Extracted data entries
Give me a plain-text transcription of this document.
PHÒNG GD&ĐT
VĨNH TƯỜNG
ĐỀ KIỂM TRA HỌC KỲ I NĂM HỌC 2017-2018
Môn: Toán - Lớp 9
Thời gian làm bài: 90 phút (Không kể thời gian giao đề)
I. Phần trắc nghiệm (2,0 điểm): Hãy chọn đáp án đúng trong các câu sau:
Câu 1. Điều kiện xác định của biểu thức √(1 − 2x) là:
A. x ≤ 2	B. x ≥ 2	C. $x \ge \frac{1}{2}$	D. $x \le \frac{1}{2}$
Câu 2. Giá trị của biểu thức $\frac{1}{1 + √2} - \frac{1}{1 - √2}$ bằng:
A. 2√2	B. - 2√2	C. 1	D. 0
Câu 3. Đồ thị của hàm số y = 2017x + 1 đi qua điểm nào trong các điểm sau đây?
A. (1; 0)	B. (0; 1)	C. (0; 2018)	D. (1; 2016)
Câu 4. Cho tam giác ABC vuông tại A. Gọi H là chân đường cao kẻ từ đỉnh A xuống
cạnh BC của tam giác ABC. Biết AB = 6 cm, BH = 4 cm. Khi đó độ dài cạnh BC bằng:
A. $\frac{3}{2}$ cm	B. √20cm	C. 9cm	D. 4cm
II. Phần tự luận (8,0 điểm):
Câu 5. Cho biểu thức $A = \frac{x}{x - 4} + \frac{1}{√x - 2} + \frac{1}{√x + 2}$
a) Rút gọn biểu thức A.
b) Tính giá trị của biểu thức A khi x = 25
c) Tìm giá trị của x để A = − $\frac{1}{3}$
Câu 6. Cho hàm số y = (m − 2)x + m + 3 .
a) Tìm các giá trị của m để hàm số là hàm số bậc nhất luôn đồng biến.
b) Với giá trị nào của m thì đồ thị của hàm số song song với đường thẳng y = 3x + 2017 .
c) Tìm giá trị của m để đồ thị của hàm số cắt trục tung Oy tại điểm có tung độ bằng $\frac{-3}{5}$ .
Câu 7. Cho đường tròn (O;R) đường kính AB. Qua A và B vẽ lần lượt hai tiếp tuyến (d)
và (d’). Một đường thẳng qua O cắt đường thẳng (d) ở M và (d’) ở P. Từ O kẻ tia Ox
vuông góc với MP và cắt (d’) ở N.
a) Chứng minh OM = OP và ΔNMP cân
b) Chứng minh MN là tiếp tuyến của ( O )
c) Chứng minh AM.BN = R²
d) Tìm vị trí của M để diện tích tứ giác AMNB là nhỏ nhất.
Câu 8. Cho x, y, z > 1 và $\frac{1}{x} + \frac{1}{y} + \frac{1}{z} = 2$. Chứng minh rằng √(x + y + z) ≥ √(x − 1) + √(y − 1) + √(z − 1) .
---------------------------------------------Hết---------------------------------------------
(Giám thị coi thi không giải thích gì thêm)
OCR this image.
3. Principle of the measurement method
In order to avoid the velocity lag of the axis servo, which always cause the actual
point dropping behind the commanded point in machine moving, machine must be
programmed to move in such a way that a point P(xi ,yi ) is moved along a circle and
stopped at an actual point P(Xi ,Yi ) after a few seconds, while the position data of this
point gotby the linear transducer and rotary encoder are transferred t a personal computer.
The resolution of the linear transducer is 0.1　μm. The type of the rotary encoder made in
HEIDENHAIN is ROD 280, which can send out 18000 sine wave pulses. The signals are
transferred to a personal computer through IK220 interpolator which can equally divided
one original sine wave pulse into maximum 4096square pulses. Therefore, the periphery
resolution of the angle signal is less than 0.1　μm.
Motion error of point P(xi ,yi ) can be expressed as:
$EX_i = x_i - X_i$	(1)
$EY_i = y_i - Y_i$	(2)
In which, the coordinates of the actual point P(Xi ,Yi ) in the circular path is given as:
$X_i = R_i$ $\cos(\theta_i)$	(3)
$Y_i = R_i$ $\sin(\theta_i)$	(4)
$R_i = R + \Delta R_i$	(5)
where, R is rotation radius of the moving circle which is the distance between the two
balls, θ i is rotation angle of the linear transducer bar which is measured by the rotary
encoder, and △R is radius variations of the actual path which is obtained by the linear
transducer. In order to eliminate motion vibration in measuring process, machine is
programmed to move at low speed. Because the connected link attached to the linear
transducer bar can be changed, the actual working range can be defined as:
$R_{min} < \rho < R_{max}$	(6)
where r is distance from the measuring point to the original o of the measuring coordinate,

Exercise directions: Above are the entries; count how many of their lines contain the word "path" and give only that number.

Right answer: 2